=== Directions ===
Copy out all the records, word for word.

--- START Exercise material ---

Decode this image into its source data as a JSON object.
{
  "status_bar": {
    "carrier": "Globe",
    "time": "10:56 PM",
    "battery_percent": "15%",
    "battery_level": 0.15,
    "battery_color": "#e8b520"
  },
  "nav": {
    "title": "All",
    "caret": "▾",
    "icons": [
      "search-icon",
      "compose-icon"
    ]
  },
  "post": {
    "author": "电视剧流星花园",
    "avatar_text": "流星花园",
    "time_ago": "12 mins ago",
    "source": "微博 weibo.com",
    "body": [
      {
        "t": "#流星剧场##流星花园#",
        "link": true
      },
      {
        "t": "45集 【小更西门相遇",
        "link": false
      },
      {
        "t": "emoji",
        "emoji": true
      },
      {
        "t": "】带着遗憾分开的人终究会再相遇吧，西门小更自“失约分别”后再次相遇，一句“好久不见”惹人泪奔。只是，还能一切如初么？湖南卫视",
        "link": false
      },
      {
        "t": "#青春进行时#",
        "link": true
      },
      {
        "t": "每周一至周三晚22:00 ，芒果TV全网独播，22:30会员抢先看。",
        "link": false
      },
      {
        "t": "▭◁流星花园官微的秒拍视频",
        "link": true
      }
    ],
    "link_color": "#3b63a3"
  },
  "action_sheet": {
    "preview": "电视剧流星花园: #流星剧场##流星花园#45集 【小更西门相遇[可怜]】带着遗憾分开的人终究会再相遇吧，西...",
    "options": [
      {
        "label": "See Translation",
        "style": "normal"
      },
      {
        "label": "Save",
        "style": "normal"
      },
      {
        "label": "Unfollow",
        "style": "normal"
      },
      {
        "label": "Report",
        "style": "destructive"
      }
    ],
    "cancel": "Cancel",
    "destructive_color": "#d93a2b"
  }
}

--- END Exercise material ---

=== Solution to this task ===
Decode this image into its source data as a JSON object.
{
  "status_bar": {
    "carrier": "Globe",
    "time": "10:56 PM",
    "battery_percent": "15%",
    "battery_level": 0.15,
    "battery_color": "#e8b520"
  },
  "nav": {
    "title": "All",
    "caret": "▾",
    "icons": [
      "search-icon",
      "compose-icon"
    ]
  },
  "post": {
    "author": "电视剧流星花园",
    "avatar_text": "流星花园",
    "time_ago": "12 mins ago",
    "source": "微博 weibo.com",
    "body": [
      {
        "t": "#流星剧场##流星花园#",
        "link": true
      },
      {
        "t": "45集 【小更西门相遇",
        "link": false
      },
      {
        "t": "emoji",
        "emoji": true
      },
      {
        "t": "】带着遗憾分开的人终究会再相遇吧，西门小更自“失约分别”后再次相遇，一句“好久不见”惹人泪奔。只是，还能一切如初么？湖南卫视",
        "link": false
      },
      {
        "t": "#青春进行时#",
        "link": true
      },
      {
        "t": "每周一至周三晚22:00 ，芒果TV全网独播，22:30会员抢先看。",
        "link": false
      },
      {
        "t": "▭◁流星花园官微的秒拍视频",
        "link": true
      }
    ],
    "link_color": "#3b63a3"
  },
  "action_sheet": {
    "preview": "电视剧流星花园: #流星剧场##流星花园#45集 【小更西门相遇[可怜]】带着遗憾分开的人终究会再相遇吧，西...",
    "options": [
      {
        "label": "See Translation",
        "style": "normal"
      },
      {
        "label": "Save",
        "style": "normal"
      },
      {
        "label": "Unfollow",
        "style": "normal"
      },
      {
        "label": "Report",
        "style": "destructive"
      }
    ],
    "cancel": "Cancel",
    "destructive_color": "#d93a2b"
  }
}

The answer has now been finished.